GIVEN TASK: Every record should be written out exactly, please.

(Entries from a dataset)
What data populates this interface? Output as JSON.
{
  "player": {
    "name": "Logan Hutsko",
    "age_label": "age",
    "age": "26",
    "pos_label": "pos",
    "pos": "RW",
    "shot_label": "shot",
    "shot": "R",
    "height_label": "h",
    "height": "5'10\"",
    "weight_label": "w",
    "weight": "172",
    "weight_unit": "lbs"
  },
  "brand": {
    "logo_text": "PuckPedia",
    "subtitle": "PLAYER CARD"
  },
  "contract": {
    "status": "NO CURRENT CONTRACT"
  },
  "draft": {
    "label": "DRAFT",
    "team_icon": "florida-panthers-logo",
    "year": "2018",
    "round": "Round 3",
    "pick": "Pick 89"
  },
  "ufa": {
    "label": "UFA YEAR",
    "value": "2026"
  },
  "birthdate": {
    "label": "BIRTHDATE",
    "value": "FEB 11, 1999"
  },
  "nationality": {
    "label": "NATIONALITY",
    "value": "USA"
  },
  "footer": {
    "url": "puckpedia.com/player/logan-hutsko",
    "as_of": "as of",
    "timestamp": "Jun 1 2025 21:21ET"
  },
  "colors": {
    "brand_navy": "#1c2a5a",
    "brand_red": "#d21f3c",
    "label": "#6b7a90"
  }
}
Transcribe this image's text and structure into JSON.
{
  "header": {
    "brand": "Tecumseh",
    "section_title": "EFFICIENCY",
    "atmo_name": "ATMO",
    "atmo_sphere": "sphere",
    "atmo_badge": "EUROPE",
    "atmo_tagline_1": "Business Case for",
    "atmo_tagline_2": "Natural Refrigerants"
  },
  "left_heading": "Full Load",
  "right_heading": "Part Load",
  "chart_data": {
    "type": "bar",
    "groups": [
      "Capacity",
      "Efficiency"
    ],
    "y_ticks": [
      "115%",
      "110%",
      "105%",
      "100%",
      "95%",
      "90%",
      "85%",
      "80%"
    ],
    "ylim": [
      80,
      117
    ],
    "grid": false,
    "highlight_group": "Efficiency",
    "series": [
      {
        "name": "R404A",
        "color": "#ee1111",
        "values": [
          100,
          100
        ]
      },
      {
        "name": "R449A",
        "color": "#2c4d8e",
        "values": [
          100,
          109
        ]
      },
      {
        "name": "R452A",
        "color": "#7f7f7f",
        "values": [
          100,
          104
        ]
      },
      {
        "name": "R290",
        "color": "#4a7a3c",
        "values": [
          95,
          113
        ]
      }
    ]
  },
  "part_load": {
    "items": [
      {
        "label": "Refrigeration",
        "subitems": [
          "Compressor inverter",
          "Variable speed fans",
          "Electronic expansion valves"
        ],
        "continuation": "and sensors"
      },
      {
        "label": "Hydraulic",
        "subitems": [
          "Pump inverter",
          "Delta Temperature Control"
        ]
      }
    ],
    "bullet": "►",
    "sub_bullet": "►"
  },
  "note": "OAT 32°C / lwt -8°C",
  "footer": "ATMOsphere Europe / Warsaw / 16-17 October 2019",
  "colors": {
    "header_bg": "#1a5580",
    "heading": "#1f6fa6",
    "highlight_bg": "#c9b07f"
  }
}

EXERCISE RESPONSE:
What data populates this interface? Output as JSON.
{
  "player": {
    "name": "Logan Hutsko",
    "age_label": "age",
    "age": "26",
    "pos_label": "pos",
    "pos": "RW",
    "shot_label": "shot",
    "shot": "R",
    "height_label": "h",
    "height": "5'10\"",
    "weight_label": "w",
    "weight": "172",
    "weight_unit": "lbs"
  },
  "brand": {
    "logo_text": "PuckPedia",
    "subtitle": "PLAYER CARD"
  },
  "contract": {
    "status": "NO CURRENT CONTRACT"
  },
  "draft": {
    "label": "DRAFT",
    "team_icon": "florida-panthers-logo",
    "year": "2018",
    "round": "Round 3",
    "pick": "Pick 89"
  },
  "ufa": {
    "label": "UFA YEAR",
    "value": "2026"
  },
  "birthdate": {
    "label": "BIRTHDATE",
    "value": "FEB 11, 1999"
  },
  "nationality": {
    "label": "NATIONALITY",
    "value": "USA"
  },
  "footer": {
    "url": "puckpedia.com/player/logan-hutsko",
    "as_of": "as of",
    "timestamp": "Jun 1 2025 21:21ET"
  },
  "colors": {
    "brand_navy": "#1c2a5a",
    "brand_red": "#d21f3c",
    "label": "#6b7a90"
  }
}
Transcribe this image's text and structure into JSON.
{
  "header": {
    "brand": "Tecumseh",
    "section_title": "EFFICIENCY",
    "atmo_name": "ATMO",
    "atmo_sphere": "sphere",
    "atmo_badge": "EUROPE",
    "atmo_tagline_1": "Business Case for",
    "atmo_tagline_2": "Natural Refrigerants"
  },
  "left_heading": "Full Load",
  "right_heading": "Part Load",
  "chart_data": {
    "type": "bar",
    "groups": [
      "Capacity",
      "Efficiency"
    ],
    "y_ticks": [
      "115%",
      "110%",
      "105%",
      "100%",
      "95%",
      "90%",
      "85%",
      "80%"
    ],
    "ylim": [
      80,
      117
    ],
    "grid": false,
    "highlight_group": "Efficiency",
    "series": [
      {
        "name": "R404A",
        "color": "#ee1111",
        "values": [
          100,
          100
        ]
      },
      {
        "name": "R449A",
        "color": "#2c4d8e",
        "values": [
          100,
          109
        ]
      },
      {
        "name": "R452A",
        "color": "#7f7f7f",
        "values": [
          100,
          104
        ]
      },
      {
        "name": "R290",
        "color": "#4a7a3c",
        "values": [
          95,
          113
        ]
      }
    ]
  },
  "part_load": {
    "items": [
      {
        "label": "Refrigeration",
        "subitems": [
          "Compressor inverter",
          "Variable speed fans",
          "Electronic expansion valves"
        ],
        "continuation": "and sensors"
      },
      {
        "label": "Hydraulic",
        "subitems": [
          "Pump inverter",
          "Delta Temperature Control"
        ]
      }
    ],
    "bullet": "►",
    "sub_bullet": "►"
  },
  "note": "OAT 32°C / lwt -8°C",
  "footer": "ATMOsphere Europe / Warsaw / 16-17 October 2019",
  "colors": {
    "header_bg": "#1a5580",
    "heading": "#1f6fa6",
    "highlight_bg": "#c9b07f"
  }
}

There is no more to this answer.